> _Task inputs_:
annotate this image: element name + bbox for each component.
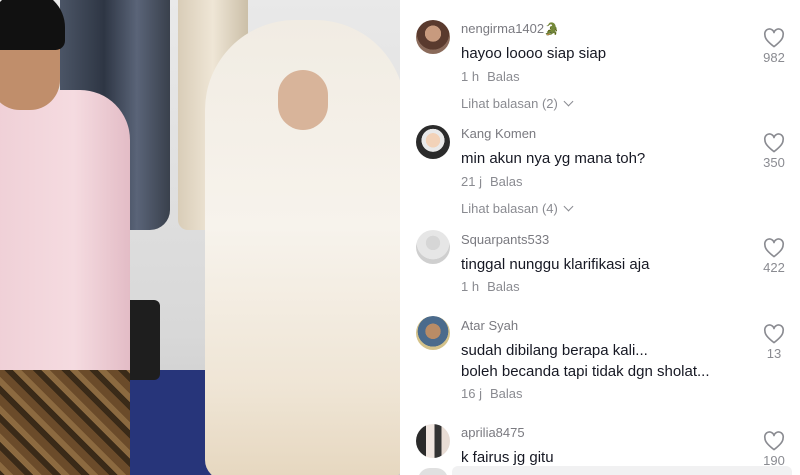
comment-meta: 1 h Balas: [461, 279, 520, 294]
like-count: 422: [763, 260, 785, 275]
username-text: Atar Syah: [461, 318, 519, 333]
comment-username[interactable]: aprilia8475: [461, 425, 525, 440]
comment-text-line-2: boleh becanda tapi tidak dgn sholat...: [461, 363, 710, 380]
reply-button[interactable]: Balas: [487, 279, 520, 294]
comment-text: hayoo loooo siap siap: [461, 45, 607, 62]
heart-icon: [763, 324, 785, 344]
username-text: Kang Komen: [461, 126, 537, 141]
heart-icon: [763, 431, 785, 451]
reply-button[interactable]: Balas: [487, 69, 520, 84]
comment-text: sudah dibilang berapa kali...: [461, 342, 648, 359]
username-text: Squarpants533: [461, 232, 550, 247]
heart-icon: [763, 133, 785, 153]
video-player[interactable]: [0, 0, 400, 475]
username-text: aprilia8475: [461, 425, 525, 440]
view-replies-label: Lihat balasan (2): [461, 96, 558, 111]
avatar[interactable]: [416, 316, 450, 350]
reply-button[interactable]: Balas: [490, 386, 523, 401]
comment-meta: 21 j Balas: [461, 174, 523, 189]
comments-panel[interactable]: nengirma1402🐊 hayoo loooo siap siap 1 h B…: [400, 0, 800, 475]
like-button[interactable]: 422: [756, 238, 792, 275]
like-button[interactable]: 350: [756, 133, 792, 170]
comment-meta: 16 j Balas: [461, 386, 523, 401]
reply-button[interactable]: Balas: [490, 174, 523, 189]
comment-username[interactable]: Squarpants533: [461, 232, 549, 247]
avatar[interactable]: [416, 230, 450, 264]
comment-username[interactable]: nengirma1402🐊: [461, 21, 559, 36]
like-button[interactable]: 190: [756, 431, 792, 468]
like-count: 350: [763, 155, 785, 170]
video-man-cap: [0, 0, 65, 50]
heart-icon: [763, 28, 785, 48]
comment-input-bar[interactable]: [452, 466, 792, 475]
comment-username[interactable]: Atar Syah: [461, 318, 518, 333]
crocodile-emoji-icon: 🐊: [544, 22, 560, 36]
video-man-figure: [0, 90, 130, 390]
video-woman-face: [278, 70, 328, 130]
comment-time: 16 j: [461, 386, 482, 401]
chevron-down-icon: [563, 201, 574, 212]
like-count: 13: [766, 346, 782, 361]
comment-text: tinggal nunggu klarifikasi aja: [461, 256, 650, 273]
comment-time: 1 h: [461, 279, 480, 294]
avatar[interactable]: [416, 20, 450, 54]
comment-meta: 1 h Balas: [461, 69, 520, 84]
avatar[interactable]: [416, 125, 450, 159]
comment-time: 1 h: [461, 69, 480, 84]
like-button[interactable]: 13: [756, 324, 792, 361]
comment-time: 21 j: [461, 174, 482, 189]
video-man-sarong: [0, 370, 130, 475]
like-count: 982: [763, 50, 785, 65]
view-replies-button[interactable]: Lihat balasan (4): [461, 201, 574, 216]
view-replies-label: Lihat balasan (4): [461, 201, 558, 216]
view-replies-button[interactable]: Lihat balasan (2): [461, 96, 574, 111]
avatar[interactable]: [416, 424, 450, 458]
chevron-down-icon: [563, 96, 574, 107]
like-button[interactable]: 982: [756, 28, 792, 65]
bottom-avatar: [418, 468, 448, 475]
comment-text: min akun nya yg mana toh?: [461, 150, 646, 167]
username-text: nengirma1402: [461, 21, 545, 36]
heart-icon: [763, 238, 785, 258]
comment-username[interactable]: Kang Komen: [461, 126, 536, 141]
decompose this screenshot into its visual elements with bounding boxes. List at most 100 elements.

> _Requirements_: Reproduce the lines above verbatim, omitting the picture.

> _Answer below_:
annotate this image: element name + bbox for each component.
comment-meta: 1 h Balas: [461, 279, 520, 294]
like-count: 422: [763, 260, 785, 275]
username-text: Atar Syah: [461, 318, 519, 333]
comment-username[interactable]: aprilia8475: [461, 425, 525, 440]
comment-text-line-2: boleh becanda tapi tidak dgn sholat...: [461, 363, 710, 380]
reply-button[interactable]: Balas: [487, 279, 520, 294]
comment-text: hayoo loooo siap siap: [461, 45, 607, 62]
heart-icon: [763, 324, 785, 344]
username-text: Kang Komen: [461, 126, 537, 141]
heart-icon: [763, 431, 785, 451]
reply-button[interactable]: Balas: [487, 69, 520, 84]
comment-text: sudah dibilang berapa kali...: [461, 342, 648, 359]
username-text: Squarpants533: [461, 232, 550, 247]
heart-icon: [763, 133, 785, 153]
video-player[interactable]: [0, 0, 400, 475]
username-text: aprilia8475: [461, 425, 525, 440]
view-replies-label: Lihat balasan (2): [461, 96, 558, 111]
avatar[interactable]: [416, 316, 450, 350]
reply-button[interactable]: Balas: [490, 386, 523, 401]
comment-meta: 21 j Balas: [461, 174, 523, 189]
comments-panel[interactable]: nengirma1402🐊 hayoo loooo siap siap 1 h B…: [400, 0, 800, 475]
like-button[interactable]: 422: [756, 238, 792, 275]
like-button[interactable]: 350: [756, 133, 792, 170]
comment-meta: 16 j Balas: [461, 386, 523, 401]
reply-button[interactable]: Balas: [490, 174, 523, 189]
comment-username[interactable]: Squarpants533: [461, 232, 549, 247]
avatar[interactable]: [416, 230, 450, 264]
comment-username[interactable]: nengirma1402🐊: [461, 21, 559, 36]
like-button[interactable]: 190: [756, 431, 792, 468]
like-count: 350: [763, 155, 785, 170]
video-man-cap: [0, 0, 65, 50]
heart-icon: [763, 28, 785, 48]
comment-input-bar[interactable]: [452, 466, 792, 475]
comment-username[interactable]: Atar Syah: [461, 318, 518, 333]
crocodile-emoji-icon: 🐊: [544, 22, 560, 36]
video-man-figure: [0, 90, 130, 390]
video-woman-face: [278, 70, 328, 130]
comment-time: 16 j: [461, 386, 482, 401]
chevron-down-icon: [563, 201, 574, 212]
like-count: 13: [766, 346, 782, 361]
comment-text: tinggal nunggu klarifikasi aja: [461, 256, 650, 273]
comment-time: 1 h: [461, 279, 480, 294]
avatar[interactable]: [416, 20, 450, 54]
comment-meta: 1 h Balas: [461, 69, 520, 84]
avatar[interactable]: [416, 125, 450, 159]
comment-time: 1 h: [461, 69, 480, 84]
like-button[interactable]: 13: [756, 324, 792, 361]
comment-time: 21 j: [461, 174, 482, 189]
video-man-sarong: [0, 370, 130, 475]
like-count: 982: [763, 50, 785, 65]
view-replies-button[interactable]: Lihat balasan (4): [461, 201, 574, 216]
view-replies-label: Lihat balasan (4): [461, 201, 558, 216]
view-replies-button[interactable]: Lihat balasan (2): [461, 96, 574, 111]
avatar[interactable]: [416, 424, 450, 458]
chevron-down-icon: [563, 96, 574, 107]
like-button[interactable]: 982: [756, 28, 792, 65]
bottom-avatar: [418, 468, 448, 475]
comment-text: min akun nya yg mana toh?: [461, 150, 646, 167]
username-text: nengirma1402: [461, 21, 545, 36]
heart-icon: [763, 238, 785, 258]
comment-username[interactable]: Kang Komen: [461, 126, 536, 141]
decompose this screenshot into its visual elements with bounding boxes. List at most 100 elements.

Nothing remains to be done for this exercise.